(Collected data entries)
· · · · · · ·
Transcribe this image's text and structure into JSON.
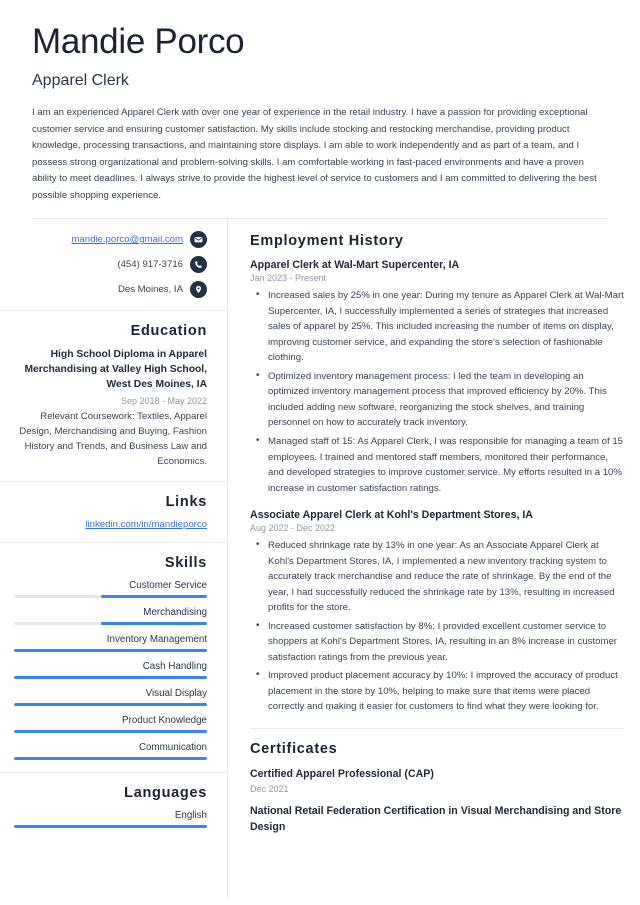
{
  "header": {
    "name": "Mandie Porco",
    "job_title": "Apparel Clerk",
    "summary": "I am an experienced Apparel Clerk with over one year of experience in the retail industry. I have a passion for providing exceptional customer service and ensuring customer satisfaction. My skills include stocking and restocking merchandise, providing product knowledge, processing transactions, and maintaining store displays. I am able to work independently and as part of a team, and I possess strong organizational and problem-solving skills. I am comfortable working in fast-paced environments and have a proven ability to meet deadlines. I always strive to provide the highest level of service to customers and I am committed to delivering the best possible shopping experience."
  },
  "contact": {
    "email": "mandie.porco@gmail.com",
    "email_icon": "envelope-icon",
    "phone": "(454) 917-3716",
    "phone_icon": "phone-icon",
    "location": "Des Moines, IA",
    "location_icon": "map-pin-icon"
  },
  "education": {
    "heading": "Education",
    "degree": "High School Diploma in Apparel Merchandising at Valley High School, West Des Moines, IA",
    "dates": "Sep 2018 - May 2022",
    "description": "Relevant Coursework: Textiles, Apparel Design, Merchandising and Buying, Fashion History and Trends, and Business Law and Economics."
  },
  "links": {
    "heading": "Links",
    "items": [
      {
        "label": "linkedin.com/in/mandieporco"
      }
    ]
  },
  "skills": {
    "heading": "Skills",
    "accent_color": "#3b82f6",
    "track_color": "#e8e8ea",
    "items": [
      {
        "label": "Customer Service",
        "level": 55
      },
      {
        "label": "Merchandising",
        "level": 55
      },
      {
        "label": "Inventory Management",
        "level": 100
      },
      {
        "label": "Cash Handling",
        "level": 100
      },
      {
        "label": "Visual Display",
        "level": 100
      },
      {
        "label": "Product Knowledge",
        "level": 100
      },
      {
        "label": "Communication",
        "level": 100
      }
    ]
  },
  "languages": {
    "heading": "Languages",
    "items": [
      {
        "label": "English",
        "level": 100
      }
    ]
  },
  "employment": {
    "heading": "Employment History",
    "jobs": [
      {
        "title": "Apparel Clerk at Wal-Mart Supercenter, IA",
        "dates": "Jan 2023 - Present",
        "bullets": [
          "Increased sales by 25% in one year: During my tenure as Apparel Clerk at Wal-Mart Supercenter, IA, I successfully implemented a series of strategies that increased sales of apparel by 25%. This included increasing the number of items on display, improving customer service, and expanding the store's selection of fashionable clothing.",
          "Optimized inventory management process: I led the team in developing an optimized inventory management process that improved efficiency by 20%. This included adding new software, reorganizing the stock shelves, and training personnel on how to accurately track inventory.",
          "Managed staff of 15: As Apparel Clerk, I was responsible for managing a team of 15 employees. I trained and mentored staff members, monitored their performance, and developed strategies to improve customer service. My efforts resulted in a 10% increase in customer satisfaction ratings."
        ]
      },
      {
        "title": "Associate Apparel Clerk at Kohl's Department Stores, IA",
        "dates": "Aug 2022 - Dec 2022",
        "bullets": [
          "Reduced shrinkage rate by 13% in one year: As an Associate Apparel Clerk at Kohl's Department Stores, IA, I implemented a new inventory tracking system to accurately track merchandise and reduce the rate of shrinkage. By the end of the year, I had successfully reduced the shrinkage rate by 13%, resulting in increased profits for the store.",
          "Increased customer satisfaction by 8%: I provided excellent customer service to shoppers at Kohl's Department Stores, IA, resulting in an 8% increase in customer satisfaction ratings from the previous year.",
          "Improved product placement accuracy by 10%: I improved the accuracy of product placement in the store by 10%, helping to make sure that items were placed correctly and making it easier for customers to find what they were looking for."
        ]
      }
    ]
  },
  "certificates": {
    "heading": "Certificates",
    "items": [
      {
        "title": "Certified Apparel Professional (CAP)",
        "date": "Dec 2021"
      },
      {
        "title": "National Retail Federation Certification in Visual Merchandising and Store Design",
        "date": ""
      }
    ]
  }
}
· · · · · · ·
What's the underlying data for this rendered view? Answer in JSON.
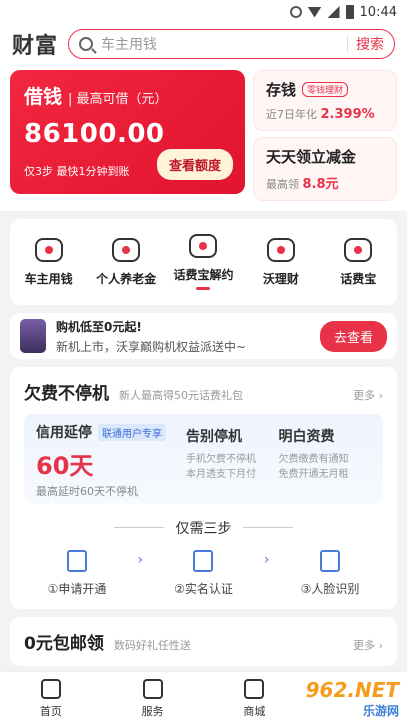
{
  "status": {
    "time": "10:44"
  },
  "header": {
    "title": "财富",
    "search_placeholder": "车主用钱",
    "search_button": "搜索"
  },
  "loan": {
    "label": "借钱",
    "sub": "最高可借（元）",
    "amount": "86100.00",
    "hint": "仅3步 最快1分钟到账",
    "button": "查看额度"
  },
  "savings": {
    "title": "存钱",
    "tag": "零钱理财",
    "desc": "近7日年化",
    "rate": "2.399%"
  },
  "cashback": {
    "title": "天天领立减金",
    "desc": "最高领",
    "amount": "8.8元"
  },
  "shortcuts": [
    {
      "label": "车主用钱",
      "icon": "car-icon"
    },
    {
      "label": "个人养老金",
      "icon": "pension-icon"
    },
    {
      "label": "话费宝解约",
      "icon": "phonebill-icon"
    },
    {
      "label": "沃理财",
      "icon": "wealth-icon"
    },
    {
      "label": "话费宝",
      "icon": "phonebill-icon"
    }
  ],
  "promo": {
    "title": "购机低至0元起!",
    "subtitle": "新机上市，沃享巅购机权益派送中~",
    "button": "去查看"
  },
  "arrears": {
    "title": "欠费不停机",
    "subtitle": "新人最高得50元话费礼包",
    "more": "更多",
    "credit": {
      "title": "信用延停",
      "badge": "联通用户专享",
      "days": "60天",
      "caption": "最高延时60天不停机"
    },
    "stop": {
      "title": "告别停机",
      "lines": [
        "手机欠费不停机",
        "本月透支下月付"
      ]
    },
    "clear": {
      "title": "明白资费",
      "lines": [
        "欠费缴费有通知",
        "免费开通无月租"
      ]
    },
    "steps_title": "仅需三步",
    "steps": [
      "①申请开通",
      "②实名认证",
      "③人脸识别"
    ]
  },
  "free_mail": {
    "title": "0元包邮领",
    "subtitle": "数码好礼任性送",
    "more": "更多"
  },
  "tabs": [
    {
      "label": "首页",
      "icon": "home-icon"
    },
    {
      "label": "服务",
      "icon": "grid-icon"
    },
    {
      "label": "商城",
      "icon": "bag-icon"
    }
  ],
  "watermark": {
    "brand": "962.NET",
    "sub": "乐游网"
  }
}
· · · · · · ·
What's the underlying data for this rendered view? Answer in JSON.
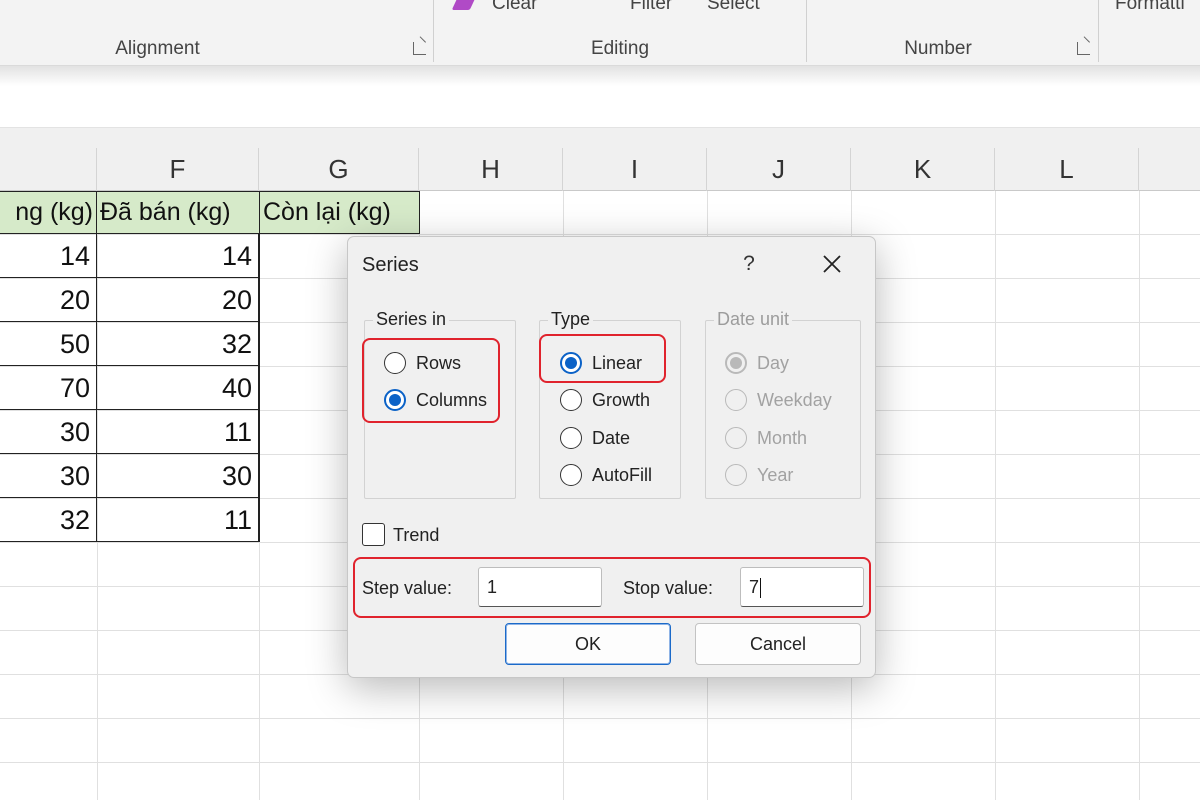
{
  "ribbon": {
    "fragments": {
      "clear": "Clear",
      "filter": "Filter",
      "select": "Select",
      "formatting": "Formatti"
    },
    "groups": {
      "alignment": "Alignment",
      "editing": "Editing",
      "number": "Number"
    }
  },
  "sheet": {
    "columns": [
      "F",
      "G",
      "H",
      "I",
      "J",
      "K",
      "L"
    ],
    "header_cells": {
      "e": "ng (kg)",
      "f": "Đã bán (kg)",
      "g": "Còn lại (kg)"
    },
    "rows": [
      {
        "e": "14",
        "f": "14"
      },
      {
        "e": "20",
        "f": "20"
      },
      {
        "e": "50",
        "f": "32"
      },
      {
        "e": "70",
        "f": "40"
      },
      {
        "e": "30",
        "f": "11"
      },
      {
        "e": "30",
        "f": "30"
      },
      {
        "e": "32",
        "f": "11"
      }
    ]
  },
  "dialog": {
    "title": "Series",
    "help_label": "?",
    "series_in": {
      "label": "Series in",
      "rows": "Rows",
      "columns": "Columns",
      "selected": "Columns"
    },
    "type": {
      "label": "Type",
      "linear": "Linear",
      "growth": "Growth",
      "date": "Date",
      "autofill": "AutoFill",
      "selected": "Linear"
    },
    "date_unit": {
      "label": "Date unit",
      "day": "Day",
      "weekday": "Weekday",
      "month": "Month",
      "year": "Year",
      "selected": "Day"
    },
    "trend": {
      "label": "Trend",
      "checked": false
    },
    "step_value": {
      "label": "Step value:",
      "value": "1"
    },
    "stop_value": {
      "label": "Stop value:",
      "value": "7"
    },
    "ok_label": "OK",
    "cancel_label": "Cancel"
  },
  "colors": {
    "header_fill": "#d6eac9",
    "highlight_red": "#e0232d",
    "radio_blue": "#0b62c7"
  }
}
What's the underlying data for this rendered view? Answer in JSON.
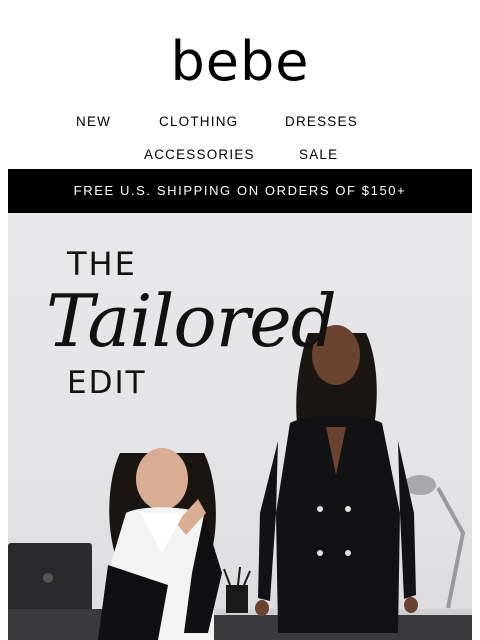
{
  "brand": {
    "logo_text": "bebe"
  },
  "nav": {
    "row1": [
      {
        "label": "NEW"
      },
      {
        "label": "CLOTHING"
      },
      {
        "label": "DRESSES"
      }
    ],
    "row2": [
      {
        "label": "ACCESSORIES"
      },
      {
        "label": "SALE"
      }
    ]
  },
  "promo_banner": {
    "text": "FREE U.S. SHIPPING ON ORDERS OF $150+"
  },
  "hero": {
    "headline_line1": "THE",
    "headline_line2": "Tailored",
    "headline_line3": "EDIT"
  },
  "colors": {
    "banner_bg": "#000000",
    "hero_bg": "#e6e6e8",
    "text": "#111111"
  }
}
· · · · · · ·
§ **Brief**:
In the entries above, find every line with the word "Stores" and list it.

§ **Output of the task**:
        "title": "Associate Apparel Clerk at Kohl's Department Stores, IA",
          "Reduced shrinkage rate by 13% in one year: As an Associate Apparel Clerk at Kohl's Department Stores, IA, I implemented a new inventory tracking system to accurately track merchandise and reduce the rate of shrinkage. By the end of the year, I had successfully reduced the shrinkage rate by 13%, resulting in increased profits for the store.",
          "Increased customer satisfaction by 8%: I provided excellent customer service to shoppers at Kohl's Department Stores, IA, resulting in an 8% increase in customer satisfaction ratings from the previous year.",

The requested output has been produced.